*BACAAN TEKS*

####

“Skandal Jiwasraya hanyalah bagian kecil dari sengkarut yang menimpa OJK. Alih-alih menjadi pengawas yang kredibel dalam menjaga uang masyarakat yang berada di perbankan, pasar modal, asuransi, dana pensiun, lembaga pembiayaan, penggadaian, dan lembaga jasa keuangan lainnya, OJK malah menjadi duri dalam sekam,” ujar Bamsoet, dalam keterangannya, di Jakarta, Sabtu.(11/7)
Fungsi pengawasan dan hal lainnya yang selama ini melekat di OJK, kata mantan Ketua DPR RI itu, bisa dikembalikan kepada Bank Indonesia.
Politikus senior Partai Golkar itu mengingatkan lebih baik mengoreksi daripada membiarkan kesalahan berlarut dan akhinya rakyat yang menjadi korban.
“Pembentukan OJK tak lepas dari rekomendasi IMF yang mengambil contoh Financial Service Authority (FSA) di Inggris. Kenyataannya, FSA justru gagal menjalankan tugasnya dan mengakibatkan Inggris terpuruk krisis finansial global pada 2008,” katanya.

####

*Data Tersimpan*
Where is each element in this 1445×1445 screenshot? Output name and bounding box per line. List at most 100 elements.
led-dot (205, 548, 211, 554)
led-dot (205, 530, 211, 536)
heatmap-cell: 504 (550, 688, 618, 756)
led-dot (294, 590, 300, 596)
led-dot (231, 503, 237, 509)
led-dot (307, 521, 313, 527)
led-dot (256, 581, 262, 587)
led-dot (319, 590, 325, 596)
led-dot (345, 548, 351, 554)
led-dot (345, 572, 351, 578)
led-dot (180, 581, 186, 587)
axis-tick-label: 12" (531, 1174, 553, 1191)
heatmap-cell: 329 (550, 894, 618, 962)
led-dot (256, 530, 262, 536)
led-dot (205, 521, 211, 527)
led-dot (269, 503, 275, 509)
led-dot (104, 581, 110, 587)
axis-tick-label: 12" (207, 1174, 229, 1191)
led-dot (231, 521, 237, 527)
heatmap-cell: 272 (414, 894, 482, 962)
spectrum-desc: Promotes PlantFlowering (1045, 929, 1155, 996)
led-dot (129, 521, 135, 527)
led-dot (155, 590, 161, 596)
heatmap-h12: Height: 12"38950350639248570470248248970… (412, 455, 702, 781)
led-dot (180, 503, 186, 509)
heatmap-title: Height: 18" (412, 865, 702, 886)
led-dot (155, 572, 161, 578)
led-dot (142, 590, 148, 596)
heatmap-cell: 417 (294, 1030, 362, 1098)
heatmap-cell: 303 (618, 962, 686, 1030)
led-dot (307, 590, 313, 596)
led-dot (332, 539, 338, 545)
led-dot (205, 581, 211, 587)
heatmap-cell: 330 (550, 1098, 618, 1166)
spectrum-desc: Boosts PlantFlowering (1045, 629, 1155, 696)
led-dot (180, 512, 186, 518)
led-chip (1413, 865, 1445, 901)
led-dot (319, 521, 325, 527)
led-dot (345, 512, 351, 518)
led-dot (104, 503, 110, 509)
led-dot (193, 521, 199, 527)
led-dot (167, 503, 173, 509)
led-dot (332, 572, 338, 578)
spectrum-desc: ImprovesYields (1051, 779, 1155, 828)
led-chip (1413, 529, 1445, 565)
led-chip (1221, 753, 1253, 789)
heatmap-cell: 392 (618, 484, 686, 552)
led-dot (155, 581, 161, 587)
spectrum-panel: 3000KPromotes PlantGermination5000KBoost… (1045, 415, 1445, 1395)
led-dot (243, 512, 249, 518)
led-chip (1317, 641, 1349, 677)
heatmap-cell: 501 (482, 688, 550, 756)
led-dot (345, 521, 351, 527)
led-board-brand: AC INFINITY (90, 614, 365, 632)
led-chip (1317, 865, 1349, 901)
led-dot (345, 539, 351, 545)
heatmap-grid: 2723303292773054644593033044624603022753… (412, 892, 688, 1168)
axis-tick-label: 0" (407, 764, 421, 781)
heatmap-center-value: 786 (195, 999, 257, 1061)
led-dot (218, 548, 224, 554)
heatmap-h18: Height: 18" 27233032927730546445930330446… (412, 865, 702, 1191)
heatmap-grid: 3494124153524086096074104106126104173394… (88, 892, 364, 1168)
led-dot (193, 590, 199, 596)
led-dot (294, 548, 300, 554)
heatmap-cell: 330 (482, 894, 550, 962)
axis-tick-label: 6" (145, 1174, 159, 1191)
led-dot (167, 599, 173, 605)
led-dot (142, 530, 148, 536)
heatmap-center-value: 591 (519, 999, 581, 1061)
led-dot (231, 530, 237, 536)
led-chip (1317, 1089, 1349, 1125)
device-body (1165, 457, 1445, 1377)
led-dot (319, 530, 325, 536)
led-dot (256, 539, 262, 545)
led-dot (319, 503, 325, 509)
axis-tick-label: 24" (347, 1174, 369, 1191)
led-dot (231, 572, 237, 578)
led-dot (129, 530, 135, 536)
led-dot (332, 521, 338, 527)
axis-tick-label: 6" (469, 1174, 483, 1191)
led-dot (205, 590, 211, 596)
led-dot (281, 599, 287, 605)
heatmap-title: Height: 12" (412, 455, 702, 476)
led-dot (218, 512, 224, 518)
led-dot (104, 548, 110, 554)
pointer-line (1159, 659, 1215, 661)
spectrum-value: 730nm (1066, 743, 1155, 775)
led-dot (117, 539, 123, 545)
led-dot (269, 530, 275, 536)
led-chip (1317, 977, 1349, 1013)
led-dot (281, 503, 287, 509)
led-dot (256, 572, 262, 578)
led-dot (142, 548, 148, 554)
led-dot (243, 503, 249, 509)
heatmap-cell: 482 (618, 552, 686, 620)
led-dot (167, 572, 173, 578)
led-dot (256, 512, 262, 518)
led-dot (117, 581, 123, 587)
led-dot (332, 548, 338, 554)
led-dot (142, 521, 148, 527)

####

*PETUNJUK TUGAS*
Berdasarkan bacaan tentang OJK, sebutkan semua tempat uang masyarakat berada yang disebut Bamsoet sebagai bidang yang seharusnya diawasi OJK secara kredibel.

*JAWABAN TERTULIS*
- perbankan
- pasar modal
- asuransi
- dana pensiun
- lembaga pembiayaan
- penggadaian
- lembaga jasa keuangan lainnya